>>>
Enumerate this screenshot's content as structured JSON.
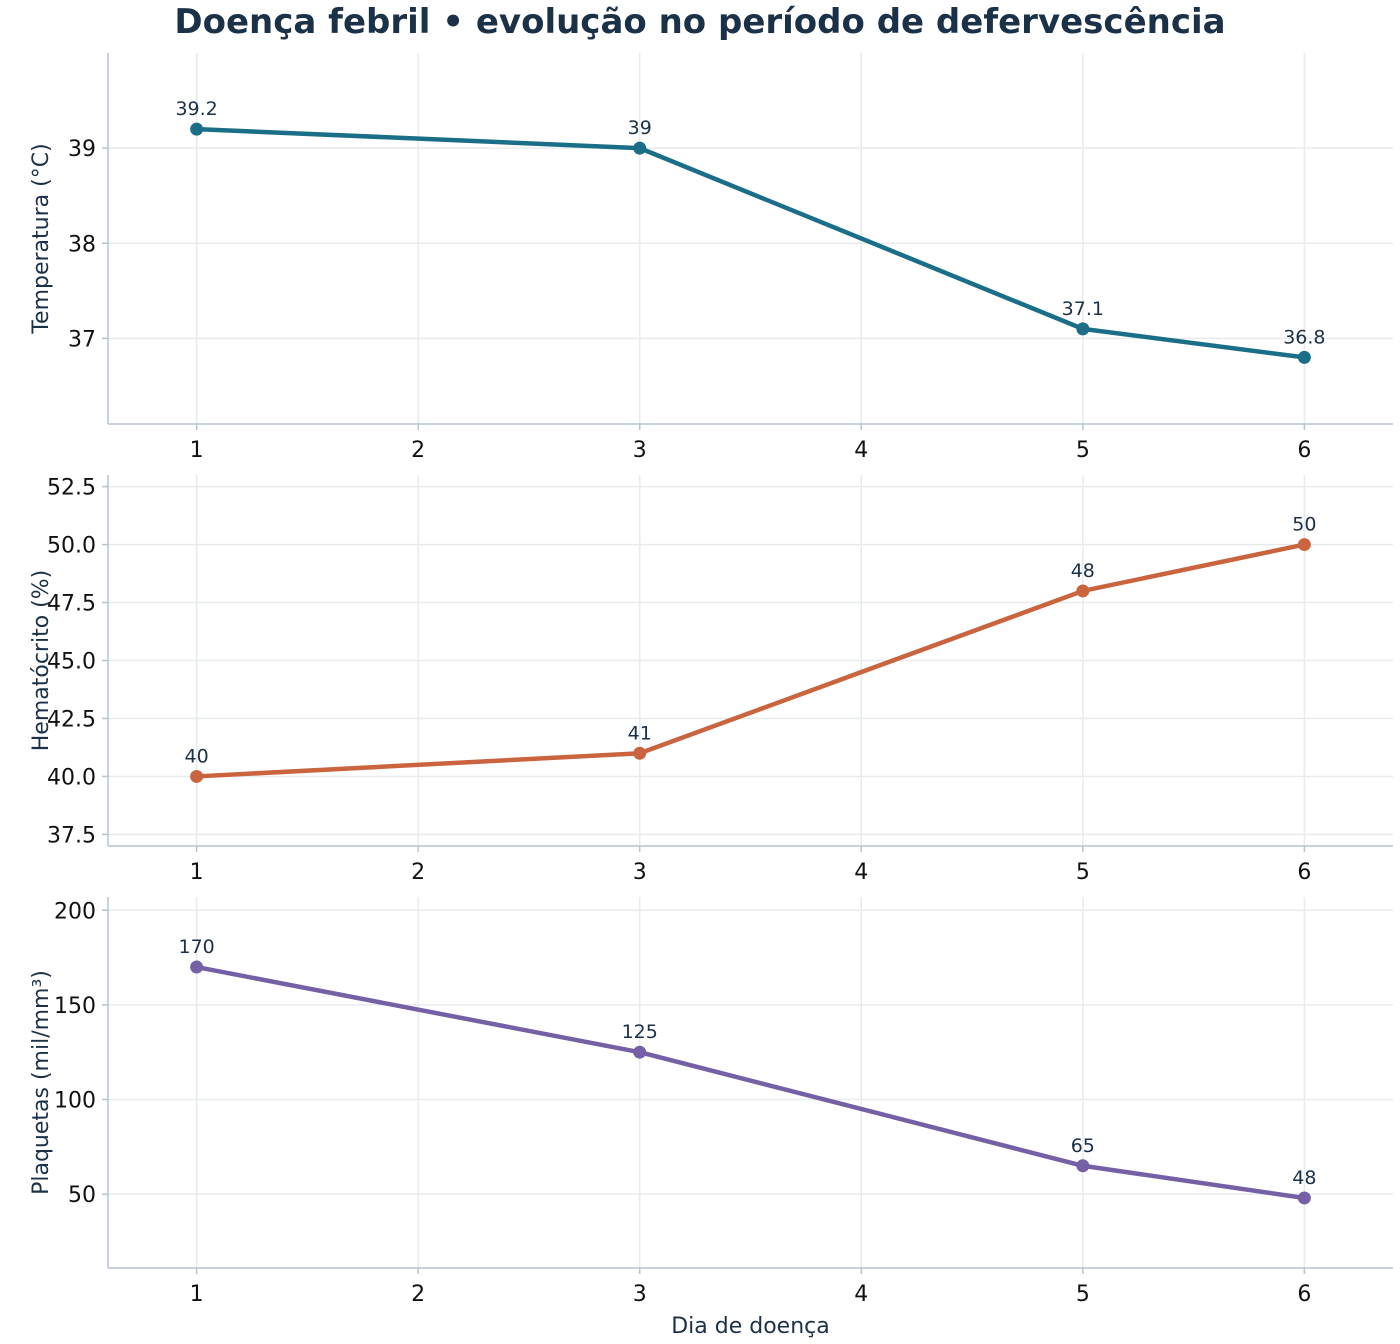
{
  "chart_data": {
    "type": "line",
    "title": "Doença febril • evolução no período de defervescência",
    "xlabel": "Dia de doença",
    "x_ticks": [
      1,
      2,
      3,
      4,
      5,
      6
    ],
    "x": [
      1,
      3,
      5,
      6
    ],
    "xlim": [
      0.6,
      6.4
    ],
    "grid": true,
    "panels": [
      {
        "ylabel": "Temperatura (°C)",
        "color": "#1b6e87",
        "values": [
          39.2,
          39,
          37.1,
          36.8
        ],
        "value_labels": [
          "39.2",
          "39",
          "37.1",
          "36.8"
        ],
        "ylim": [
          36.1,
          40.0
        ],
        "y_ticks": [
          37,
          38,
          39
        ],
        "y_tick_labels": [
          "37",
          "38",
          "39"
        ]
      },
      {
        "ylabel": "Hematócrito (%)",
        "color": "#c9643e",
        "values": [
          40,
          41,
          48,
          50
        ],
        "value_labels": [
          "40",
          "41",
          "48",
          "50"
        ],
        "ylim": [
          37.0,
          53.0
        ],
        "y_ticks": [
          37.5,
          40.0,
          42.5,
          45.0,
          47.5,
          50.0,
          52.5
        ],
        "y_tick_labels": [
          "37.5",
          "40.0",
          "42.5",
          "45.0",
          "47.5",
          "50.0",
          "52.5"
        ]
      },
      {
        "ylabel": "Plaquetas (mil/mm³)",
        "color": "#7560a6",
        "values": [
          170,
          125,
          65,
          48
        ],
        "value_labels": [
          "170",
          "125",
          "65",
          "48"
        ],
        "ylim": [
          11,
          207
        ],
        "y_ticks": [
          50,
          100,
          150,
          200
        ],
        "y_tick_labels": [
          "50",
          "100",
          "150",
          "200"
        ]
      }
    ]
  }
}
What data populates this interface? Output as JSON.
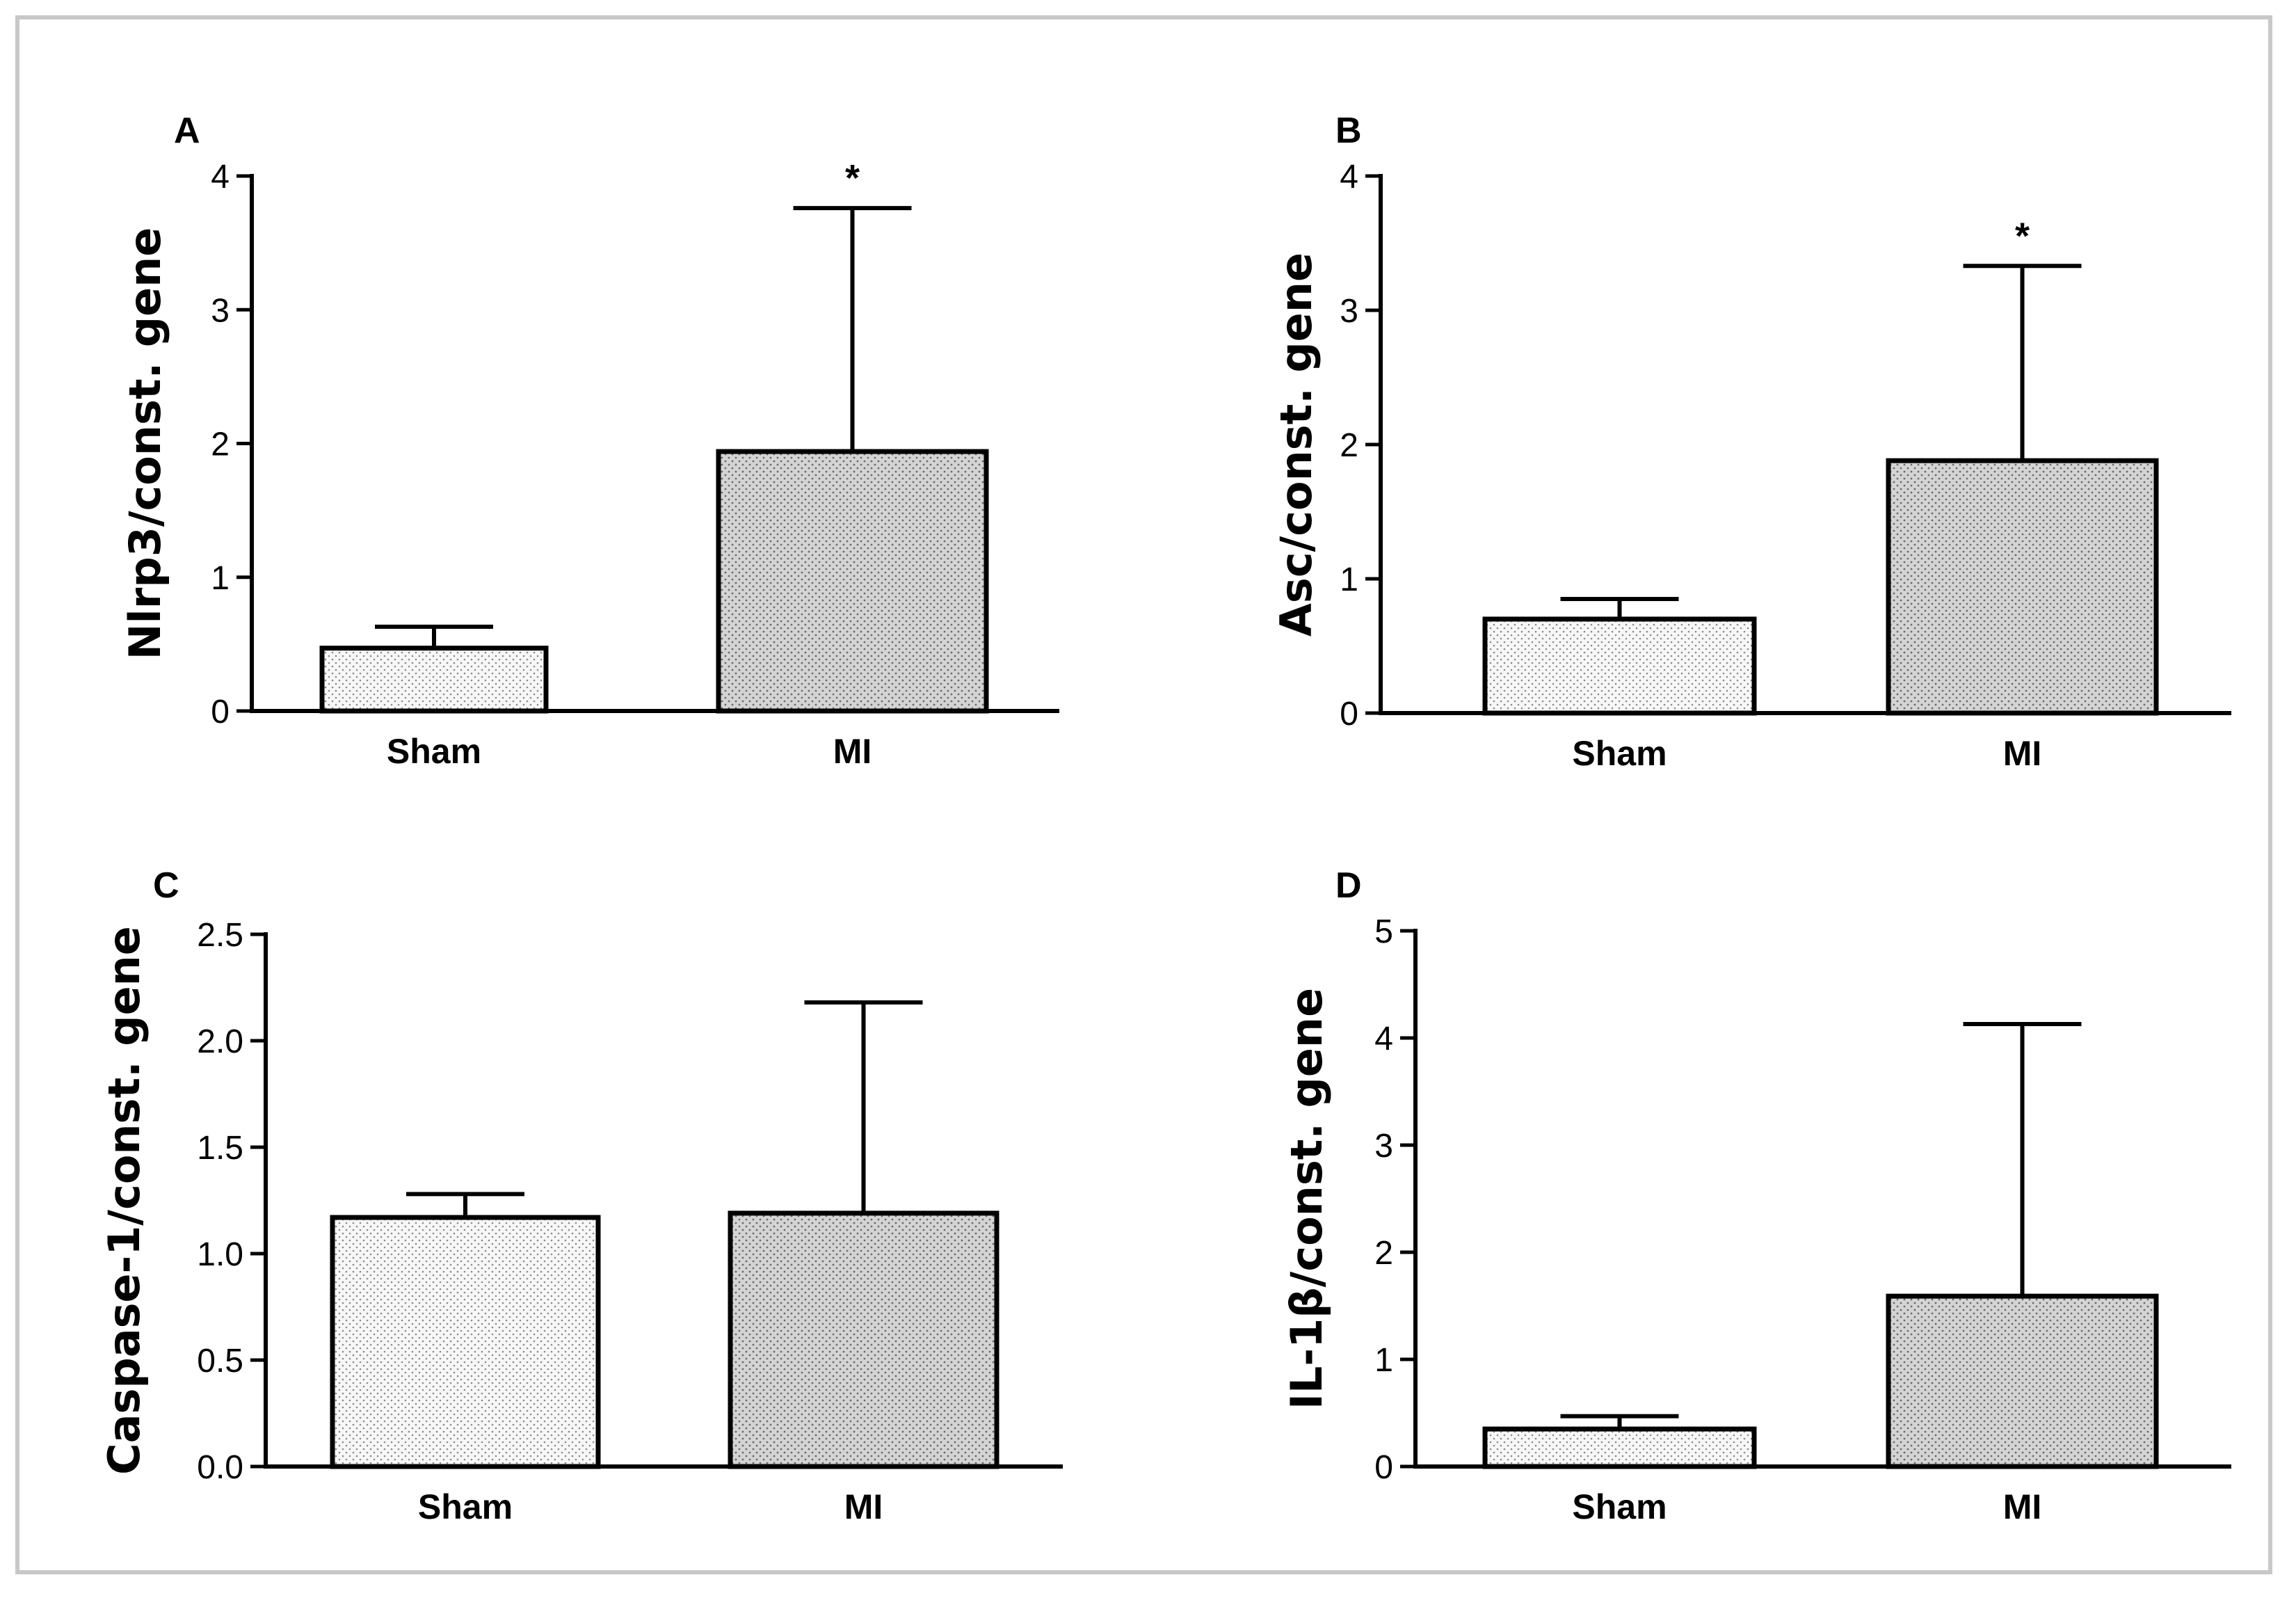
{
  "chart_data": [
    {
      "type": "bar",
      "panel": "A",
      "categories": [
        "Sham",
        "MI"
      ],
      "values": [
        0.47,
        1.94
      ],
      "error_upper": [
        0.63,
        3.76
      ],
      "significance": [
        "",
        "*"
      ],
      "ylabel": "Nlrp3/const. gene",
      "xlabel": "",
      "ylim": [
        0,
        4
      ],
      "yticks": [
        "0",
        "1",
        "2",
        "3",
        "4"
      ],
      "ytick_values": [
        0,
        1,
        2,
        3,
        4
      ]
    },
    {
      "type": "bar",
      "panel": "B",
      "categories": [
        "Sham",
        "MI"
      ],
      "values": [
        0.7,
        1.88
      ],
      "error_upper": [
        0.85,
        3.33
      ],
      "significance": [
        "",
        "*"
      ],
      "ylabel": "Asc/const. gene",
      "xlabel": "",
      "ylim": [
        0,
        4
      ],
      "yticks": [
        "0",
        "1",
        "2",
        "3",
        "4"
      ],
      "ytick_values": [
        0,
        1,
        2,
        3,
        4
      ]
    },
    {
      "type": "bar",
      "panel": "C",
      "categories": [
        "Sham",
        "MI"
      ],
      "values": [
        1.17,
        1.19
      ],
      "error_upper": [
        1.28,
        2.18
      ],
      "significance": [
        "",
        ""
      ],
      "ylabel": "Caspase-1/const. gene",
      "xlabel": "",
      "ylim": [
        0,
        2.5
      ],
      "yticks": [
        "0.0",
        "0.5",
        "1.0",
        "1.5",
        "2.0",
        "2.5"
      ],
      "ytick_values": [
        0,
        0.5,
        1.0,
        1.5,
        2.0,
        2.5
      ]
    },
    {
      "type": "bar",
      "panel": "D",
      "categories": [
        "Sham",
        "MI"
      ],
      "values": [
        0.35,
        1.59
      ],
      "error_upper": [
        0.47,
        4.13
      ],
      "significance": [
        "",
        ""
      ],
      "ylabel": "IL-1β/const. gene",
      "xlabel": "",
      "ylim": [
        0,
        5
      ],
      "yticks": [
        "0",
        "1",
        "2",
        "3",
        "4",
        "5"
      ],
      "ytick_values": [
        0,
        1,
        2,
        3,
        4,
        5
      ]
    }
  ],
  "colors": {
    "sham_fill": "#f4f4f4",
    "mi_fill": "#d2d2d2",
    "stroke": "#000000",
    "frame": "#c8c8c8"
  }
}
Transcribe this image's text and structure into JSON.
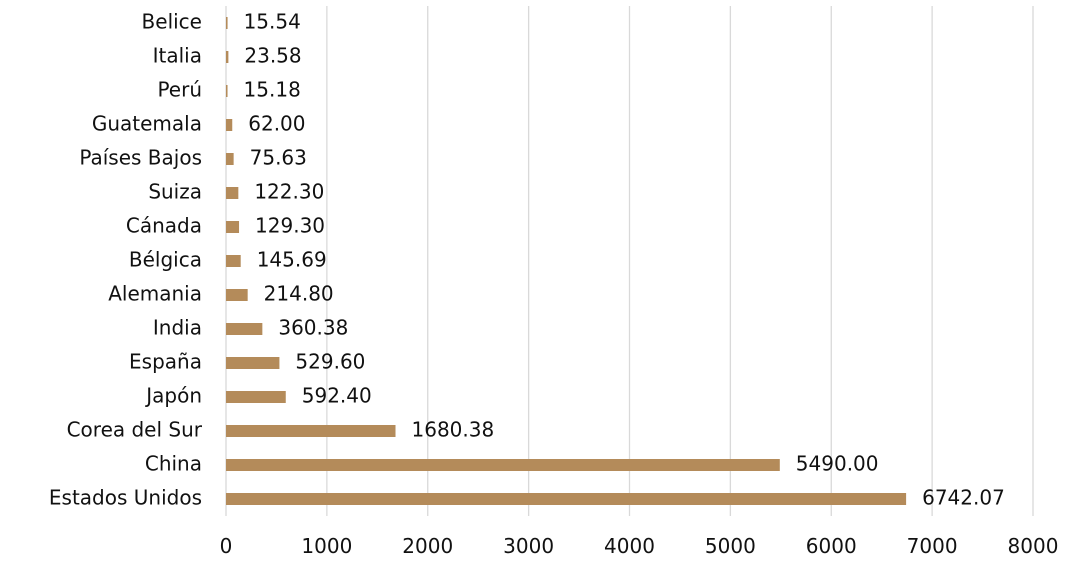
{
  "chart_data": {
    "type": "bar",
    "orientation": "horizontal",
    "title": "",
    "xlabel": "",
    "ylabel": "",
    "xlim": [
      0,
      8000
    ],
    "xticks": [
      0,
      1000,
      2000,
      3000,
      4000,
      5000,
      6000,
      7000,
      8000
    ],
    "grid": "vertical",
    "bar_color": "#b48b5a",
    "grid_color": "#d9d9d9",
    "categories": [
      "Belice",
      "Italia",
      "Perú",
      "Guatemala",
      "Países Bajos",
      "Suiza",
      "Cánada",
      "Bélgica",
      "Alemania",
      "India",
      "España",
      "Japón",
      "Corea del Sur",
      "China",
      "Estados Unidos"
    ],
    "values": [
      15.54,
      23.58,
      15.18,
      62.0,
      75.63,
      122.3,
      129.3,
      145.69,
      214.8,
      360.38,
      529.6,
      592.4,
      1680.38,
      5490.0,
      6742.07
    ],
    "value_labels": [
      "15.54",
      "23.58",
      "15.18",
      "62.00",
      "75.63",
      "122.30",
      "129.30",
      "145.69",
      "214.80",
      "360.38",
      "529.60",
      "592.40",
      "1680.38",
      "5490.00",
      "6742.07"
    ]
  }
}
<<<
# Stated goal:
Copy every line in the entries above that has the string "title" in it.

# Result:
    "title": "Doença febril • evolução no período de defervescência",
    "title": "",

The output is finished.